Stated task: Within the records that follow, find every line containing the string "Iris". Copy those lines.

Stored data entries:
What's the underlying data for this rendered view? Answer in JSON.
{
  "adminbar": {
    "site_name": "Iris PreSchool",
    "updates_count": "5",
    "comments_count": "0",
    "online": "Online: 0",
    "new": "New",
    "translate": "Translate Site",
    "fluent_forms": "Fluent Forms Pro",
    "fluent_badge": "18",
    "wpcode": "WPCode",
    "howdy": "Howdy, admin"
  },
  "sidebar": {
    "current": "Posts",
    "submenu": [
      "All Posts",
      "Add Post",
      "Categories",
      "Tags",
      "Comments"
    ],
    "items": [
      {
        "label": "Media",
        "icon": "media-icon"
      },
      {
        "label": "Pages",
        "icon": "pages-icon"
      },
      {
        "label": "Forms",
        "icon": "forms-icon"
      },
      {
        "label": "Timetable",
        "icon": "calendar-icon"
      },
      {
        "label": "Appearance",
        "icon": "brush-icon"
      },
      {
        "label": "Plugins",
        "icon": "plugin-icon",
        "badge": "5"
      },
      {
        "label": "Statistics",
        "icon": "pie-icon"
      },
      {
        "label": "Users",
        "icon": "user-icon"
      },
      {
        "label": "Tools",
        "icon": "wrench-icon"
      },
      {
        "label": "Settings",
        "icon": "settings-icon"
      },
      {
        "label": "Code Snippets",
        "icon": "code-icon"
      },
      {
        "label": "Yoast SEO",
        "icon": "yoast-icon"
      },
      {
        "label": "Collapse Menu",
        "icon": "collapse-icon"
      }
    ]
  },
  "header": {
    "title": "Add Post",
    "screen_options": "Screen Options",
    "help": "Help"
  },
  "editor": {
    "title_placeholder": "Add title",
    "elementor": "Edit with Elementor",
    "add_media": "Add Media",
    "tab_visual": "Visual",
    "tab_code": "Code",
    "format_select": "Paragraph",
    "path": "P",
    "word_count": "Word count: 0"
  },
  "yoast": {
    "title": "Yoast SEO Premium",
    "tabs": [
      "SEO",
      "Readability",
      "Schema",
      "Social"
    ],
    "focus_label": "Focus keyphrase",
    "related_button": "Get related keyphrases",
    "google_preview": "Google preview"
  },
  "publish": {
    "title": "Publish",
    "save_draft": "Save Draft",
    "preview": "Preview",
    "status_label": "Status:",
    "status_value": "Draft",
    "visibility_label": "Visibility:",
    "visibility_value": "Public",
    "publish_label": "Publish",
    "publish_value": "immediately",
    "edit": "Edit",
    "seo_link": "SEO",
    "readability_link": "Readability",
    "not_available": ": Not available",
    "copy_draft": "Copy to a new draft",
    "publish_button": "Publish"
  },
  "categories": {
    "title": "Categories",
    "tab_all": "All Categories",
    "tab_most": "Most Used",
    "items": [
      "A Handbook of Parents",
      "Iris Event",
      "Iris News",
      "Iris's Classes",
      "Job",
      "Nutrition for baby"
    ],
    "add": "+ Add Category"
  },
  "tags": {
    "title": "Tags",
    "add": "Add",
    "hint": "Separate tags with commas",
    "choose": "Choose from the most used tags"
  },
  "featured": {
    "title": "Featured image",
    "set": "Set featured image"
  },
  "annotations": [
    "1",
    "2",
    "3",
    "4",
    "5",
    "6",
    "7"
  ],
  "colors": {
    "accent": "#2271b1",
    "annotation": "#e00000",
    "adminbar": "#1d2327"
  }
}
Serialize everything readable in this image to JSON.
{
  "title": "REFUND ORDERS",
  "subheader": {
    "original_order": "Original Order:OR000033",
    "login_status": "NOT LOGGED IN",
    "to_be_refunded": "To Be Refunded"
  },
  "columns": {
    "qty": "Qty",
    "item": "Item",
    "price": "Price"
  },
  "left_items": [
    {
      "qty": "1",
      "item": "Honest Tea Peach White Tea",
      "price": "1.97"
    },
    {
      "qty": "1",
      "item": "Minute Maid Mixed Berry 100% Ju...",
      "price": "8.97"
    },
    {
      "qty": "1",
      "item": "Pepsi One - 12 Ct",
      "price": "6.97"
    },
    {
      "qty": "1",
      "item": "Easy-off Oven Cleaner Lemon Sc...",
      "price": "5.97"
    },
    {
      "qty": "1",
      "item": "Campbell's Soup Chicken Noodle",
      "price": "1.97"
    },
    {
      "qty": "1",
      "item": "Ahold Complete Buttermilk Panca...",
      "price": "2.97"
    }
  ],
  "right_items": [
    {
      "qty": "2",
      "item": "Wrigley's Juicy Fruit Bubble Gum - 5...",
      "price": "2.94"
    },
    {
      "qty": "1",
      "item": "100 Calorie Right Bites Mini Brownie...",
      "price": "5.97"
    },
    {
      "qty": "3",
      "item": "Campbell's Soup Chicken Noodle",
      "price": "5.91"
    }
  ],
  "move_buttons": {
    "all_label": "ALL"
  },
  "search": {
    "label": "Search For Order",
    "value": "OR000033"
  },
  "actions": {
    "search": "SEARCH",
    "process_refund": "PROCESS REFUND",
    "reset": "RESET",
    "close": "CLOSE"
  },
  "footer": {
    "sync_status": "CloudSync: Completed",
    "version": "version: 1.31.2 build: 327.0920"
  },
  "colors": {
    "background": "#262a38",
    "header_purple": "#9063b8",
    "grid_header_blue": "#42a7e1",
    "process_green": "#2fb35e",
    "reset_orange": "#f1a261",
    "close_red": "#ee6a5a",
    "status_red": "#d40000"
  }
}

Solution below:
    "site_name": "Iris PreSchool",
      "Iris Event",
      "Iris News",
      "Iris's Classes",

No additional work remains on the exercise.